Any color you like as long as it’s white
Il titolo è un tributo alla celebre frase di Henry Ford riferito alla prima automobile prodotta in serie, la Ford modello T, che dichiarava di poter produrre in qualsiasi colore purché nero.
Comunicato stampa
Galleria Pack è lieta di annunciare la mostra collettiva ANY COLOR YOU LIKE, AS LONG AS IT’S WHITE. Il titolo è un tributo alla celebre frase di Henry Ford riferito alla prima automobile prodotta in serie, la Ford modello T, che dichiarava di poter produrre in qualsiasi colore purché nero.
Questo viaggio tra le varie sfumature di bianco che troverete esposte, è una ricerca che nasce dalla volontà
di seguire l’operato dell’ artista in un percorso che inizia sulla tela bianca, fino alla creazione di un lavoro
in cui il bianco, contenitore di tutti i colori dell’iride, ne è il tema dominante, punto di arrivo e allo stesso
tempo di ritorno.

● **Compiti da svolgere**:
**A.** Elenca, una sola volta ciascuno, i nomi propri di persona, di galleria e di automobile presenti nel brano, escluso il titolo della mostra.
**B.** Per favore, copia dal brano il testo che comincia con le parole "Comunicato stampa" e si ferma dopo "tempo di ritorno.".
Le righe qui riportate non hanno alcun ruolo in questo lavoro.

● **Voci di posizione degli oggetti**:

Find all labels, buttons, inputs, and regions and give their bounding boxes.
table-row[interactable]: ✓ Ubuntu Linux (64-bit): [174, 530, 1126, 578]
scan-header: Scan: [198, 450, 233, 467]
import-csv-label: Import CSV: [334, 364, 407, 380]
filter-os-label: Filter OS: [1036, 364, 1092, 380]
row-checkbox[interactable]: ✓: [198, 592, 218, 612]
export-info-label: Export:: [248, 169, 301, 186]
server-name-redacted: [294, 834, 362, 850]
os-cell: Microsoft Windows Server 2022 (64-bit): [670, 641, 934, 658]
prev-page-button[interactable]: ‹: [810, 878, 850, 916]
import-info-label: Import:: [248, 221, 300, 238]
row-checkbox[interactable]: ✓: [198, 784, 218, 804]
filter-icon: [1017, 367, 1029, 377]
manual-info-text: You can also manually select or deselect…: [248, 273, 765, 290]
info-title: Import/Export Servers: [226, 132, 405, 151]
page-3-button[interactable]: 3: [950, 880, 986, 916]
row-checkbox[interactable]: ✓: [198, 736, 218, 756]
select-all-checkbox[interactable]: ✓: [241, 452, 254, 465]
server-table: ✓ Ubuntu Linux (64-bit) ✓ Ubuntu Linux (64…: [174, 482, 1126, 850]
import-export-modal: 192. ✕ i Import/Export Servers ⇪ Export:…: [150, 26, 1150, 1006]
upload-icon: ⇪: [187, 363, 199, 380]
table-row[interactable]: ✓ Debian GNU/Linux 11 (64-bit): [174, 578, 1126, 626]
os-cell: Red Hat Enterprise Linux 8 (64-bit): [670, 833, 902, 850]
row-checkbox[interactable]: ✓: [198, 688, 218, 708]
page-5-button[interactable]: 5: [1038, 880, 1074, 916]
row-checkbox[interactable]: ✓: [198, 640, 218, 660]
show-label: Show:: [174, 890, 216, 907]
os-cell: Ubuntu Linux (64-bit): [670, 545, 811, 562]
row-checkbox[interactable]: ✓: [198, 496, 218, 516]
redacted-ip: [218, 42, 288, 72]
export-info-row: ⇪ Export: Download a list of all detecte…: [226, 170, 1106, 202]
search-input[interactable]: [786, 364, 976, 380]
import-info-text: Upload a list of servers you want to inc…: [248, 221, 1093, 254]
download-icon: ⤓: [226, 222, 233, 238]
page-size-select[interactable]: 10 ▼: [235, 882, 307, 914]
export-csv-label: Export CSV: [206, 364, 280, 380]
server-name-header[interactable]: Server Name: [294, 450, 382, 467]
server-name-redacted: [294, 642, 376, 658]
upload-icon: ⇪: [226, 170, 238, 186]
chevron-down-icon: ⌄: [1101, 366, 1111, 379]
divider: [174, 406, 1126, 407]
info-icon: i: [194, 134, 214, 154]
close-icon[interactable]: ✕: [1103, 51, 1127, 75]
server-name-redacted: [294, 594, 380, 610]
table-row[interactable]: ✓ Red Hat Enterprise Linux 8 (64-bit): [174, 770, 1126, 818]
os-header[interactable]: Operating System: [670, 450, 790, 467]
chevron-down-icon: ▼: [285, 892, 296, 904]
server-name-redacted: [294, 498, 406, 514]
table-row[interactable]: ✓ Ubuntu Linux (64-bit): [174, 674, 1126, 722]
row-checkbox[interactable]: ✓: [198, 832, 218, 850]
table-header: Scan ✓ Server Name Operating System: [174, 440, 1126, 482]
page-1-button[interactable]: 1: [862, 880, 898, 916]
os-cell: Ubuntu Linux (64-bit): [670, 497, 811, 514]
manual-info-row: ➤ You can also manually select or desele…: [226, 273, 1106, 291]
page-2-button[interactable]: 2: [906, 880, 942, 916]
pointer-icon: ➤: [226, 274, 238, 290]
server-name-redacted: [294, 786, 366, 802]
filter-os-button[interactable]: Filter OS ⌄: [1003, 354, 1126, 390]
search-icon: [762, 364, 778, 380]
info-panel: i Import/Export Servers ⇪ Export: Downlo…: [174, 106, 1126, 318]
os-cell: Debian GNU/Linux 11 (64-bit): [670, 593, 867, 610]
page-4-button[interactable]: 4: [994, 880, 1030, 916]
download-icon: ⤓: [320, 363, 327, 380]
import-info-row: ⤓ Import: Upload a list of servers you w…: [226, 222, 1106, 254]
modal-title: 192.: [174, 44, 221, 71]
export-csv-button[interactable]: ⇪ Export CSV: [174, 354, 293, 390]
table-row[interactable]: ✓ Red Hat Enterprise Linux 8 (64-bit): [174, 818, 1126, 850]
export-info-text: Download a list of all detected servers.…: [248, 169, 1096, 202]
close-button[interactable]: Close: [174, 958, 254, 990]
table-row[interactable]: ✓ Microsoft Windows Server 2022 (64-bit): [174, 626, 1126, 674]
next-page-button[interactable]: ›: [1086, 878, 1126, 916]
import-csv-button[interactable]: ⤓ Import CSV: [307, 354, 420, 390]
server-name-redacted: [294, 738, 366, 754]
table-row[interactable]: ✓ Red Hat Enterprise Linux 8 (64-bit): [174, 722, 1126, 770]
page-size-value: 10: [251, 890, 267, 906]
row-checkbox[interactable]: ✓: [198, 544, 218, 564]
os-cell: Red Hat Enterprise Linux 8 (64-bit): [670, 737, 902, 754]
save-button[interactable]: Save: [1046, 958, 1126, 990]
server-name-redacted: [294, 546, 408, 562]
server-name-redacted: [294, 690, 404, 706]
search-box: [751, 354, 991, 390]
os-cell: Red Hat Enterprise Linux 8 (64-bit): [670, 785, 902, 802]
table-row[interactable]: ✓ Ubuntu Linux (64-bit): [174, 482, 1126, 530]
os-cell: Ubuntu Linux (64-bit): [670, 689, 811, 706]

● **Risposte ai compiti**:
**A.** Henry Ford; Ford modello T; Galleria Pack

**B.**
Comunicato stampa
Galleria Pack è lieta di annunciare la mostra collettiva ANY COLOR YOU LIKE, AS LONG AS IT’S WHITE. Il titolo è un tributo alla celebre frase di Henry Ford riferito alla prima automobile prodotta in serie, la Ford modello T, che dichiarava di poter produrre in qualsiasi colore purché nero.
Questo viaggio tra le varie sfumature di bianco che troverete esposte, è una ricerca che nasce dalla volontà
di seguire l’operato dell’ artista in un percorso che inizia sulla tela bianca, fino alla creazione di un lavoro
in cui il bianco, contenitore di tutti i colori dell’iride, ne è il tema dominante, punto di arrivo e allo stesso
tempo di ritorno.